** begin Given entries **

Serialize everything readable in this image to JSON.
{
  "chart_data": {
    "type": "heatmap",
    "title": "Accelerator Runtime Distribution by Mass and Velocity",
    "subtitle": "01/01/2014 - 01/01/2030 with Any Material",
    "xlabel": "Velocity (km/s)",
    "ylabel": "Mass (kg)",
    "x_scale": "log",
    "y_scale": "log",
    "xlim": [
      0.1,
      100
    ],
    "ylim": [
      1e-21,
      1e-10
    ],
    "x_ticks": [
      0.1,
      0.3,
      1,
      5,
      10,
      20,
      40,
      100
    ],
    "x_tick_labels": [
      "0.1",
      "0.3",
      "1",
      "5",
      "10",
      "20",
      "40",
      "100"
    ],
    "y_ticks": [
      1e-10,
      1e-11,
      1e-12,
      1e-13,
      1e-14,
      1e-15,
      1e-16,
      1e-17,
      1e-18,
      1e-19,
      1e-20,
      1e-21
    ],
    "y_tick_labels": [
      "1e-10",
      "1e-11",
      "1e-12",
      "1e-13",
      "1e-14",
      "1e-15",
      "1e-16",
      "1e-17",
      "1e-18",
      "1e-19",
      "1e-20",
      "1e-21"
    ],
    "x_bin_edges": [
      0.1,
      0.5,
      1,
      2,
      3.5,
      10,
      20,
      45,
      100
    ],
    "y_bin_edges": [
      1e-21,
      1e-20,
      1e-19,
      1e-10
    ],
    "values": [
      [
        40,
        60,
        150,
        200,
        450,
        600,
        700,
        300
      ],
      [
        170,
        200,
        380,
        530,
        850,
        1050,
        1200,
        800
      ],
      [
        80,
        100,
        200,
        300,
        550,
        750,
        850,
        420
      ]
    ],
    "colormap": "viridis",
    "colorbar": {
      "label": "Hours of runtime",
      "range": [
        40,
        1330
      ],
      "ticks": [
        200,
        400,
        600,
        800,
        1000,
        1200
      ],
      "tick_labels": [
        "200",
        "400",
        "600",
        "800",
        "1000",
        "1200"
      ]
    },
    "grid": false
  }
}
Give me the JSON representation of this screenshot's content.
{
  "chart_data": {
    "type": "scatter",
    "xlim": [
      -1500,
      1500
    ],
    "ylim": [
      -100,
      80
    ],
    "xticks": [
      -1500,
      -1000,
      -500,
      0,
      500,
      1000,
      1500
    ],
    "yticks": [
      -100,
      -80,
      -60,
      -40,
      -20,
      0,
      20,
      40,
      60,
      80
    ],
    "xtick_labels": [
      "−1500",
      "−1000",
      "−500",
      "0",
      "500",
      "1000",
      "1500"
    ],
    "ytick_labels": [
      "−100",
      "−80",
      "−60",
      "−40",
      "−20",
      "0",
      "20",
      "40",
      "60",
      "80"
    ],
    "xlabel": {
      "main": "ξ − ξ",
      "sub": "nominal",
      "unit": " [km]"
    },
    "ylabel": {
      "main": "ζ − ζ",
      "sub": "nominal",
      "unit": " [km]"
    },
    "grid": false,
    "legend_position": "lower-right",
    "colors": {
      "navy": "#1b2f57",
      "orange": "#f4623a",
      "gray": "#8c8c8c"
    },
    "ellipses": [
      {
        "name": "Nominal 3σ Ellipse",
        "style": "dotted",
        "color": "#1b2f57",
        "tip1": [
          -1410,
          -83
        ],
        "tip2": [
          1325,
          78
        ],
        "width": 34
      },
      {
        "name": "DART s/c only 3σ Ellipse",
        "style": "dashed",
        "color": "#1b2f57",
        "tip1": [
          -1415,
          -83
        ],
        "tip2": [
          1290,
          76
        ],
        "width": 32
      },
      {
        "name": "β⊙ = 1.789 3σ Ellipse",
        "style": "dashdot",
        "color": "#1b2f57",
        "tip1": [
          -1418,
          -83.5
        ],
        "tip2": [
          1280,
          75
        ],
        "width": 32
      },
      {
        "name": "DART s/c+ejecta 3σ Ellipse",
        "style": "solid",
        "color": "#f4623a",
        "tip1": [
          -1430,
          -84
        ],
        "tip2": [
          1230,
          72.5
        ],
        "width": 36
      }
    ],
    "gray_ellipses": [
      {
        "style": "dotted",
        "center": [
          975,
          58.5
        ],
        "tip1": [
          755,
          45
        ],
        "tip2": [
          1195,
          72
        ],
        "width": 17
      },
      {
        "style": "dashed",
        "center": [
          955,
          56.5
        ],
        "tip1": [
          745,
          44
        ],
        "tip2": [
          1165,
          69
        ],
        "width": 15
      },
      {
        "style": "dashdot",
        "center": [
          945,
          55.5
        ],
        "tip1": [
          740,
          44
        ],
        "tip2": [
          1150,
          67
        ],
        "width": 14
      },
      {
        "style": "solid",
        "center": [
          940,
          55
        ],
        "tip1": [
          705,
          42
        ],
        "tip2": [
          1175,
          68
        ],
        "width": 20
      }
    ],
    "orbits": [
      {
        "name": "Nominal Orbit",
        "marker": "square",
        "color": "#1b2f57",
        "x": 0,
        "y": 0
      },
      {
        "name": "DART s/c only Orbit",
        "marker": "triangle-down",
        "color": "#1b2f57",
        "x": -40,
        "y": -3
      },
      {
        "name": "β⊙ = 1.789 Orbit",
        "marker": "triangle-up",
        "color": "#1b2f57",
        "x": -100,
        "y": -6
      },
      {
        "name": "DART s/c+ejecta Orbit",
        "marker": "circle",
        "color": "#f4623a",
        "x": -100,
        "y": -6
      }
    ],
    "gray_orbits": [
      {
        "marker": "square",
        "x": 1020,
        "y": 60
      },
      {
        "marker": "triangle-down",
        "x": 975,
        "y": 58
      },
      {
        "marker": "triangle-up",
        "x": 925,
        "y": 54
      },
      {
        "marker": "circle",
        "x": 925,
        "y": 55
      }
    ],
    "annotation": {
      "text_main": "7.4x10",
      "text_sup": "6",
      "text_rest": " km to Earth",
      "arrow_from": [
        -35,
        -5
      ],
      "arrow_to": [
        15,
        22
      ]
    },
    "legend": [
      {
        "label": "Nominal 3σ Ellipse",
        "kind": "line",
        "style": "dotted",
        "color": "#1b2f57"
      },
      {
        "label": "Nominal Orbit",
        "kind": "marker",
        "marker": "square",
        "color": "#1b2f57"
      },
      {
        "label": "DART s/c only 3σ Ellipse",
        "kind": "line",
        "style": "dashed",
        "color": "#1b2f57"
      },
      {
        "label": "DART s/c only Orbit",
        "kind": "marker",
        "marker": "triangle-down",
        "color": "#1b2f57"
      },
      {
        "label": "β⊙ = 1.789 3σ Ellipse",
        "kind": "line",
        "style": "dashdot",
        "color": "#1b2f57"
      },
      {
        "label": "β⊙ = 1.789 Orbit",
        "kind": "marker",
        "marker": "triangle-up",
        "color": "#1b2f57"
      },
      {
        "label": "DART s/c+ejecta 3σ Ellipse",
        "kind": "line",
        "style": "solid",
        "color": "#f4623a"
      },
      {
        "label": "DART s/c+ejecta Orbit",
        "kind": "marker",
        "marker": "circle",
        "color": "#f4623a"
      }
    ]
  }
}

** end Given entries **

Task objective – Every entry in the listing must be retyped exactly.

Complete response –
Serialize everything readable in this image to JSON.
{
  "chart_data": {
    "type": "heatmap",
    "title": "Accelerator Runtime Distribution by Mass and Velocity",
    "subtitle": "01/01/2014 - 01/01/2030 with Any Material",
    "xlabel": "Velocity (km/s)",
    "ylabel": "Mass (kg)",
    "x_scale": "log",
    "y_scale": "log",
    "xlim": [
      0.1,
      100
    ],
    "ylim": [
      1e-21,
      1e-10
    ],
    "x_ticks": [
      0.1,
      0.3,
      1,
      5,
      10,
      20,
      40,
      100
    ],
    "x_tick_labels": [
      "0.1",
      "0.3",
      "1",
      "5",
      "10",
      "20",
      "40",
      "100"
    ],
    "y_ticks": [
      1e-10,
      1e-11,
      1e-12,
      1e-13,
      1e-14,
      1e-15,
      1e-16,
      1e-17,
      1e-18,
      1e-19,
      1e-20,
      1e-21
    ],
    "y_tick_labels": [
      "1e-10",
      "1e-11",
      "1e-12",
      "1e-13",
      "1e-14",
      "1e-15",
      "1e-16",
      "1e-17",
      "1e-18",
      "1e-19",
      "1e-20",
      "1e-21"
    ],
    "x_bin_edges": [
      0.1,
      0.5,
      1,
      2,
      3.5,
      10,
      20,
      45,
      100
    ],
    "y_bin_edges": [
      1e-21,
      1e-20,
      1e-19,
      1e-10
    ],
    "values": [
      [
        40,
        60,
        150,
        200,
        450,
        600,
        700,
        300
      ],
      [
        170,
        200,
        380,
        530,
        850,
        1050,
        1200,
        800
      ],
      [
        80,
        100,
        200,
        300,
        550,
        750,
        850,
        420
      ]
    ],
    "colormap": "viridis",
    "colorbar": {
      "label": "Hours of runtime",
      "range": [
        40,
        1330
      ],
      "ticks": [
        200,
        400,
        600,
        800,
        1000,
        1200
      ],
      "tick_labels": [
        "200",
        "400",
        "600",
        "800",
        "1000",
        "1200"
      ]
    },
    "grid": false
  }
}
Give me the JSON representation of this screenshot's content.
{
  "chart_data": {
    "type": "scatter",
    "xlim": [
      -1500,
      1500
    ],
    "ylim": [
      -100,
      80
    ],
    "xticks": [
      -1500,
      -1000,
      -500,
      0,
      500,
      1000,
      1500
    ],
    "yticks": [
      -100,
      -80,
      -60,
      -40,
      -20,
      0,
      20,
      40,
      60,
      80
    ],
    "xtick_labels": [
      "−1500",
      "−1000",
      "−500",
      "0",
      "500",
      "1000",
      "1500"
    ],
    "ytick_labels": [
      "−100",
      "−80",
      "−60",
      "−40",
      "−20",
      "0",
      "20",
      "40",
      "60",
      "80"
    ],
    "xlabel": {
      "main": "ξ − ξ",
      "sub": "nominal",
      "unit": " [km]"
    },
    "ylabel": {
      "main": "ζ − ζ",
      "sub": "nominal",
      "unit": " [km]"
    },
    "grid": false,
    "legend_position": "lower-right",
    "colors": {
      "navy": "#1b2f57",
      "orange": "#f4623a",
      "gray": "#8c8c8c"
    },
    "ellipses": [
      {
        "name": "Nominal 3σ Ellipse",
        "style": "dotted",
        "color": "#1b2f57",
        "tip1": [
          -1410,
          -83
        ],
        "tip2": [
          1325,
          78
        ],
        "width": 34
      },
      {
        "name": "DART s/c only 3σ Ellipse",
        "style": "dashed",
        "color": "#1b2f57",
        "tip1": [
          -1415,
          -83
        ],
        "tip2": [
          1290,
          76
        ],
        "width": 32
      },
      {
        "name": "β⊙ = 1.789 3σ Ellipse",
        "style": "dashdot",
        "color": "#1b2f57",
        "tip1": [
          -1418,
          -83.5
        ],
        "tip2": [
          1280,
          75
        ],
        "width": 32
      },
      {
        "name": "DART s/c+ejecta 3σ Ellipse",
        "style": "solid",
        "color": "#f4623a",
        "tip1": [
          -1430,
          -84
        ],
        "tip2": [
          1230,
          72.5
        ],
        "width": 36
      }
    ],
    "gray_ellipses": [
      {
        "style": "dotted",
        "center": [
          975,
          58.5
        ],
        "tip1": [
          755,
          45
        ],
        "tip2": [
          1195,
          72
        ],
        "width": 17
      },
      {
        "style": "dashed",
        "center": [
          955,
          56.5
        ],
        "tip1": [
          745,
          44
        ],
        "tip2": [
          1165,
          69
        ],
        "width": 15
      },
      {
        "style": "dashdot",
        "center": [
          945,
          55.5
        ],
        "tip1": [
          740,
          44
        ],
        "tip2": [
          1150,
          67
        ],
        "width": 14
      },
      {
        "style": "solid",
        "center": [
          940,
          55
        ],
        "tip1": [
          705,
          42
        ],
        "tip2": [
          1175,
          68
        ],
        "width": 20
      }
    ],
    "orbits": [
      {
        "name": "Nominal Orbit",
        "marker": "square",
        "color": "#1b2f57",
        "x": 0,
        "y": 0
      },
      {
        "name": "DART s/c only Orbit",
        "marker": "triangle-down",
        "color": "#1b2f57",
        "x": -40,
        "y": -3
      },
      {
        "name": "β⊙ = 1.789 Orbit",
        "marker": "triangle-up",
        "color": "#1b2f57",
        "x": -100,
        "y": -6
      },
      {
        "name": "DART s/c+ejecta Orbit",
        "marker": "circle",
        "color": "#f4623a",
        "x": -100,
        "y": -6
      }
    ],
    "gray_orbits": [
      {
        "marker": "square",
        "x": 1020,
        "y": 60
      },
      {
        "marker": "triangle-down",
        "x": 975,
        "y": 58
      },
      {
        "marker": "triangle-up",
        "x": 925,
        "y": 54
      },
      {
        "marker": "circle",
        "x": 925,
        "y": 55
      }
    ],
    "annotation": {
      "text_main": "7.4x10",
      "text_sup": "6",
      "text_rest": " km to Earth",
      "arrow_from": [
        -35,
        -5
      ],
      "arrow_to": [
        15,
        22
      ]
    },
    "legend": [
      {
        "label": "Nominal 3σ Ellipse",
        "kind": "line",
        "style": "dotted",
        "color": "#1b2f57"
      },
      {
        "label": "Nominal Orbit",
        "kind": "marker",
        "marker": "square",
        "color": "#1b2f57"
      },
      {
        "label": "DART s/c only 3σ Ellipse",
        "kind": "line",
        "style": "dashed",
        "color": "#1b2f57"
      },
      {
        "label": "DART s/c only Orbit",
        "kind": "marker",
        "marker": "triangle-down",
        "color": "#1b2f57"
      },
      {
        "label": "β⊙ = 1.789 3σ Ellipse",
        "kind": "line",
        "style": "dashdot",
        "color": "#1b2f57"
      },
      {
        "label": "β⊙ = 1.789 Orbit",
        "kind": "marker",
        "marker": "triangle-up",
        "color": "#1b2f57"
      },
      {
        "label": "DART s/c+ejecta 3σ Ellipse",
        "kind": "line",
        "style": "solid",
        "color": "#f4623a"
      },
      {
        "label": "DART s/c+ejecta Orbit",
        "kind": "marker",
        "marker": "circle",
        "color": "#f4623a"
      }
    ]
  }
}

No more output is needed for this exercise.